* [What is asked]:
Below are the records; locate each line with the word "bucket" and copy it.

[Items from a data source]

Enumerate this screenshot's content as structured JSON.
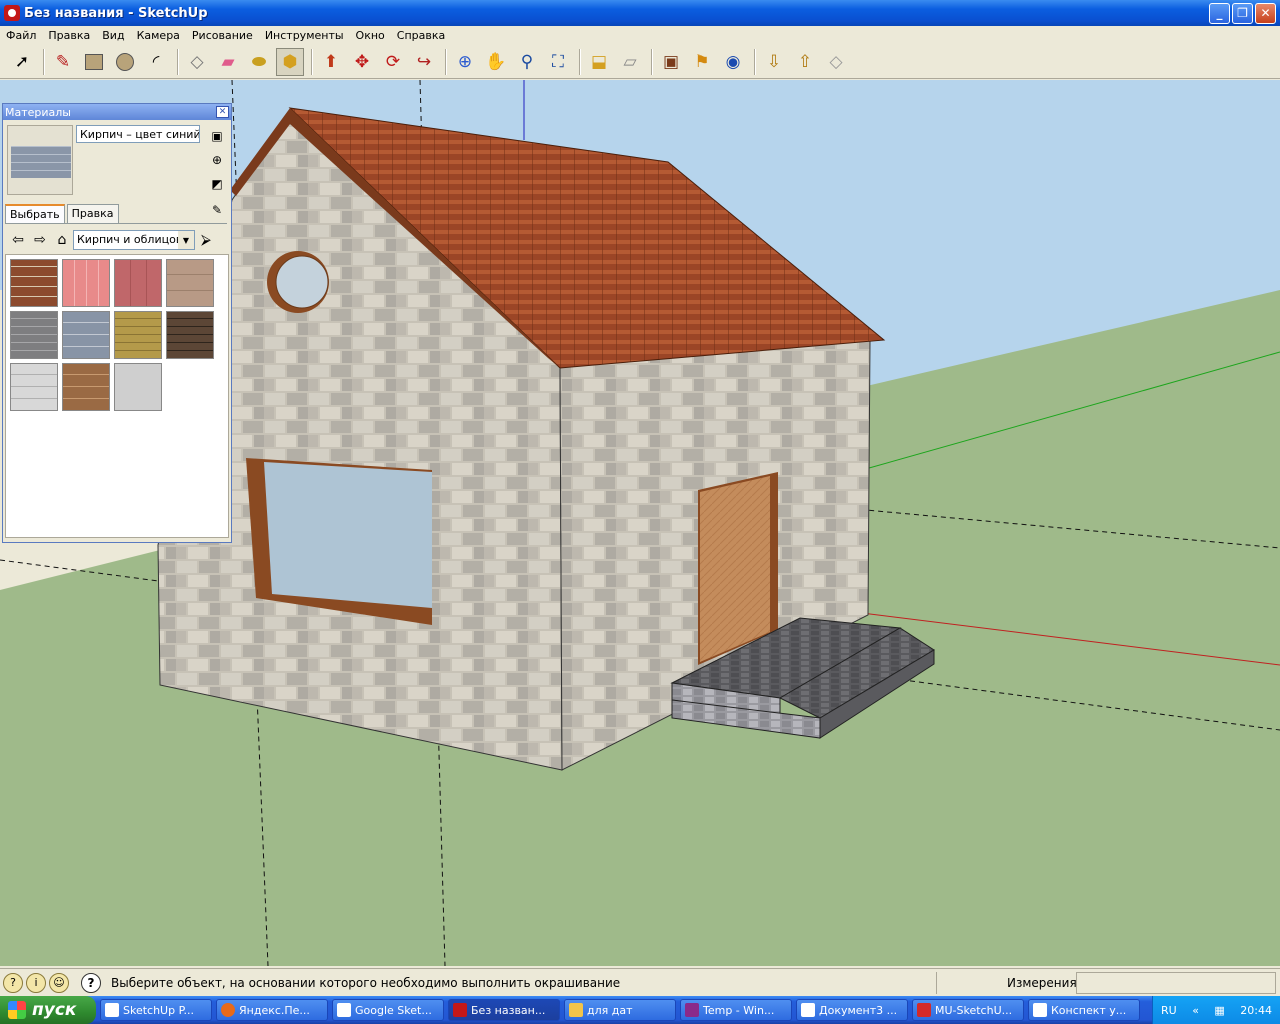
{
  "window": {
    "title": "Без названия - SketchUp"
  },
  "menu": [
    "Файл",
    "Правка",
    "Вид",
    "Камера",
    "Рисование",
    "Инструменты",
    "Окно",
    "Справка"
  ],
  "toolbar": {
    "tools": [
      "select-icon",
      "pencil-icon",
      "rectangle-icon",
      "circle-icon",
      "arc-icon",
      "eraser-icon",
      "tape-eraser-icon",
      "tape-measure-icon",
      "paint-bucket-icon",
      "push-pull-icon",
      "move-icon",
      "rotate-icon",
      "follow-me-icon",
      "orbit-icon",
      "pan-icon",
      "zoom-icon",
      "zoom-extents-icon",
      "add-location-icon",
      "terrain-icon",
      "model-info-icon",
      "geo-icon",
      "get-models-icon",
      "share-model-icon",
      "3d-warehouse-icon"
    ],
    "active_tool": "paint-bucket-icon"
  },
  "materials": {
    "title": "Материалы",
    "current_material": "Кирпич – цвет синий",
    "tabs": [
      "Выбрать",
      "Правка"
    ],
    "active_tab": "Выбрать",
    "category": "Кирпич и облицовка",
    "swatches": [
      {
        "name": "brick-red",
        "color": "#8c4a2e"
      },
      {
        "name": "tile-pink",
        "color": "#e88a8a"
      },
      {
        "name": "tile-red",
        "color": "#c0676a"
      },
      {
        "name": "stone-beige",
        "color": "#b89a86"
      },
      {
        "name": "stone-gray",
        "color": "#7e7e80"
      },
      {
        "name": "brick-blue",
        "color": "#8894a6"
      },
      {
        "name": "brick-yellow",
        "color": "#b49a4a"
      },
      {
        "name": "brick-dark",
        "color": "#5c4636"
      },
      {
        "name": "siding-white",
        "color": "#d8d8d8"
      },
      {
        "name": "wood-brown",
        "color": "#9a6a44"
      },
      {
        "name": "stucco-gray",
        "color": "#cfcfcf"
      }
    ]
  },
  "status": {
    "message": "Выберите объект, на основании которого необходимо выполнить окрашивание",
    "measurements_label": "Измерения"
  },
  "taskbar": {
    "start_label": "пуск",
    "tasks": [
      "SketchUp P...",
      "Яндекс.Пе...",
      "Google Sket...",
      "Без назван...",
      "для дат",
      "Temp - Win...",
      "Документ3 ...",
      "MU-SketchU...",
      "Конспект у..."
    ],
    "active_task": 3,
    "lang": "RU",
    "clock": "20:44"
  },
  "colors": {
    "sky": "#b6d4ec",
    "ground": "#9fba8a",
    "roof": "#9c4a2a",
    "wall": "#c2bfb4",
    "door": "#c28a5a",
    "glass": "#aec4d4"
  }
}
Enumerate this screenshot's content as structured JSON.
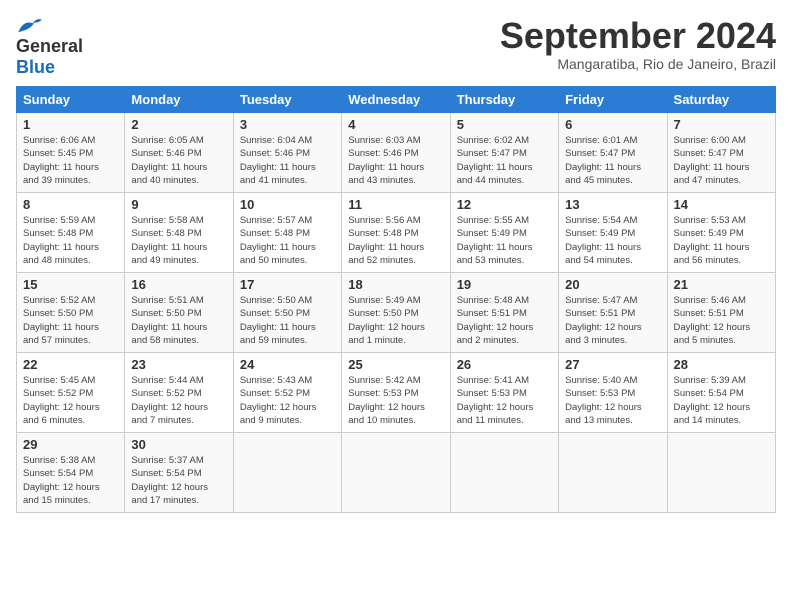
{
  "header": {
    "logo_line1": "General",
    "logo_line2": "Blue",
    "month": "September 2024",
    "location": "Mangaratiba, Rio de Janeiro, Brazil"
  },
  "days_of_week": [
    "Sunday",
    "Monday",
    "Tuesday",
    "Wednesday",
    "Thursday",
    "Friday",
    "Saturday"
  ],
  "weeks": [
    [
      {
        "num": "1",
        "info": "Sunrise: 6:06 AM\nSunset: 5:45 PM\nDaylight: 11 hours\nand 39 minutes."
      },
      {
        "num": "2",
        "info": "Sunrise: 6:05 AM\nSunset: 5:46 PM\nDaylight: 11 hours\nand 40 minutes."
      },
      {
        "num": "3",
        "info": "Sunrise: 6:04 AM\nSunset: 5:46 PM\nDaylight: 11 hours\nand 41 minutes."
      },
      {
        "num": "4",
        "info": "Sunrise: 6:03 AM\nSunset: 5:46 PM\nDaylight: 11 hours\nand 43 minutes."
      },
      {
        "num": "5",
        "info": "Sunrise: 6:02 AM\nSunset: 5:47 PM\nDaylight: 11 hours\nand 44 minutes."
      },
      {
        "num": "6",
        "info": "Sunrise: 6:01 AM\nSunset: 5:47 PM\nDaylight: 11 hours\nand 45 minutes."
      },
      {
        "num": "7",
        "info": "Sunrise: 6:00 AM\nSunset: 5:47 PM\nDaylight: 11 hours\nand 47 minutes."
      }
    ],
    [
      {
        "num": "8",
        "info": "Sunrise: 5:59 AM\nSunset: 5:48 PM\nDaylight: 11 hours\nand 48 minutes."
      },
      {
        "num": "9",
        "info": "Sunrise: 5:58 AM\nSunset: 5:48 PM\nDaylight: 11 hours\nand 49 minutes."
      },
      {
        "num": "10",
        "info": "Sunrise: 5:57 AM\nSunset: 5:48 PM\nDaylight: 11 hours\nand 50 minutes."
      },
      {
        "num": "11",
        "info": "Sunrise: 5:56 AM\nSunset: 5:48 PM\nDaylight: 11 hours\nand 52 minutes."
      },
      {
        "num": "12",
        "info": "Sunrise: 5:55 AM\nSunset: 5:49 PM\nDaylight: 11 hours\nand 53 minutes."
      },
      {
        "num": "13",
        "info": "Sunrise: 5:54 AM\nSunset: 5:49 PM\nDaylight: 11 hours\nand 54 minutes."
      },
      {
        "num": "14",
        "info": "Sunrise: 5:53 AM\nSunset: 5:49 PM\nDaylight: 11 hours\nand 56 minutes."
      }
    ],
    [
      {
        "num": "15",
        "info": "Sunrise: 5:52 AM\nSunset: 5:50 PM\nDaylight: 11 hours\nand 57 minutes."
      },
      {
        "num": "16",
        "info": "Sunrise: 5:51 AM\nSunset: 5:50 PM\nDaylight: 11 hours\nand 58 minutes."
      },
      {
        "num": "17",
        "info": "Sunrise: 5:50 AM\nSunset: 5:50 PM\nDaylight: 11 hours\nand 59 minutes."
      },
      {
        "num": "18",
        "info": "Sunrise: 5:49 AM\nSunset: 5:50 PM\nDaylight: 12 hours\nand 1 minute."
      },
      {
        "num": "19",
        "info": "Sunrise: 5:48 AM\nSunset: 5:51 PM\nDaylight: 12 hours\nand 2 minutes."
      },
      {
        "num": "20",
        "info": "Sunrise: 5:47 AM\nSunset: 5:51 PM\nDaylight: 12 hours\nand 3 minutes."
      },
      {
        "num": "21",
        "info": "Sunrise: 5:46 AM\nSunset: 5:51 PM\nDaylight: 12 hours\nand 5 minutes."
      }
    ],
    [
      {
        "num": "22",
        "info": "Sunrise: 5:45 AM\nSunset: 5:52 PM\nDaylight: 12 hours\nand 6 minutes."
      },
      {
        "num": "23",
        "info": "Sunrise: 5:44 AM\nSunset: 5:52 PM\nDaylight: 12 hours\nand 7 minutes."
      },
      {
        "num": "24",
        "info": "Sunrise: 5:43 AM\nSunset: 5:52 PM\nDaylight: 12 hours\nand 9 minutes."
      },
      {
        "num": "25",
        "info": "Sunrise: 5:42 AM\nSunset: 5:53 PM\nDaylight: 12 hours\nand 10 minutes."
      },
      {
        "num": "26",
        "info": "Sunrise: 5:41 AM\nSunset: 5:53 PM\nDaylight: 12 hours\nand 11 minutes."
      },
      {
        "num": "27",
        "info": "Sunrise: 5:40 AM\nSunset: 5:53 PM\nDaylight: 12 hours\nand 13 minutes."
      },
      {
        "num": "28",
        "info": "Sunrise: 5:39 AM\nSunset: 5:54 PM\nDaylight: 12 hours\nand 14 minutes."
      }
    ],
    [
      {
        "num": "29",
        "info": "Sunrise: 5:38 AM\nSunset: 5:54 PM\nDaylight: 12 hours\nand 15 minutes."
      },
      {
        "num": "30",
        "info": "Sunrise: 5:37 AM\nSunset: 5:54 PM\nDaylight: 12 hours\nand 17 minutes."
      },
      {
        "num": "",
        "info": ""
      },
      {
        "num": "",
        "info": ""
      },
      {
        "num": "",
        "info": ""
      },
      {
        "num": "",
        "info": ""
      },
      {
        "num": "",
        "info": ""
      }
    ]
  ]
}
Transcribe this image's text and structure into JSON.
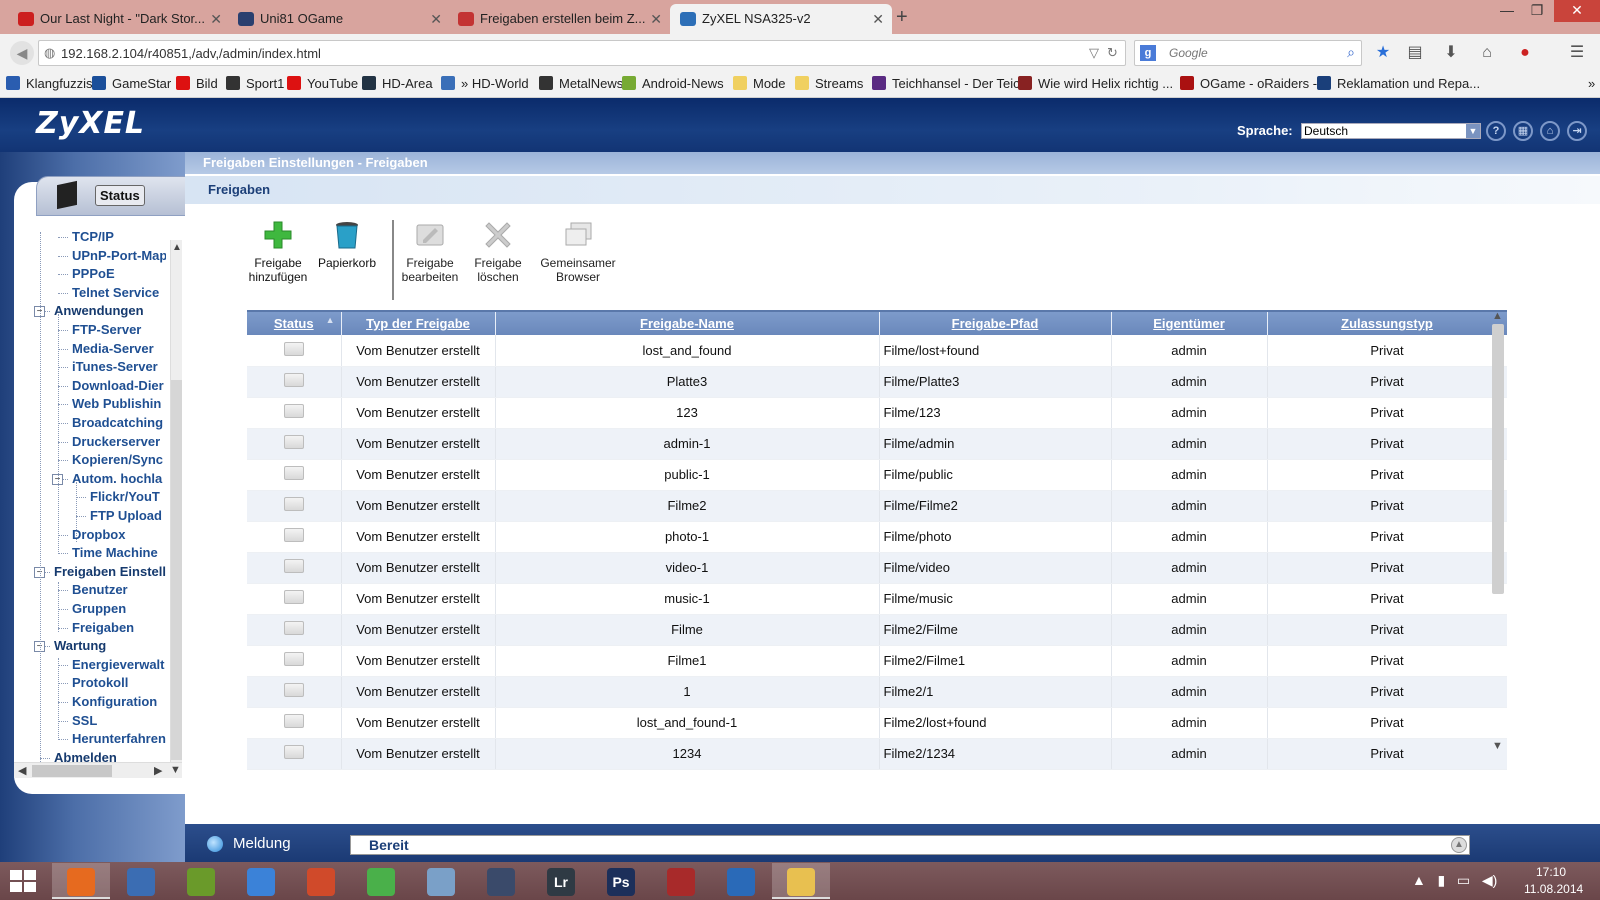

* [The reply]:
      "paint-bucket-icon",
    "active_tool": "paint-bucket-icon"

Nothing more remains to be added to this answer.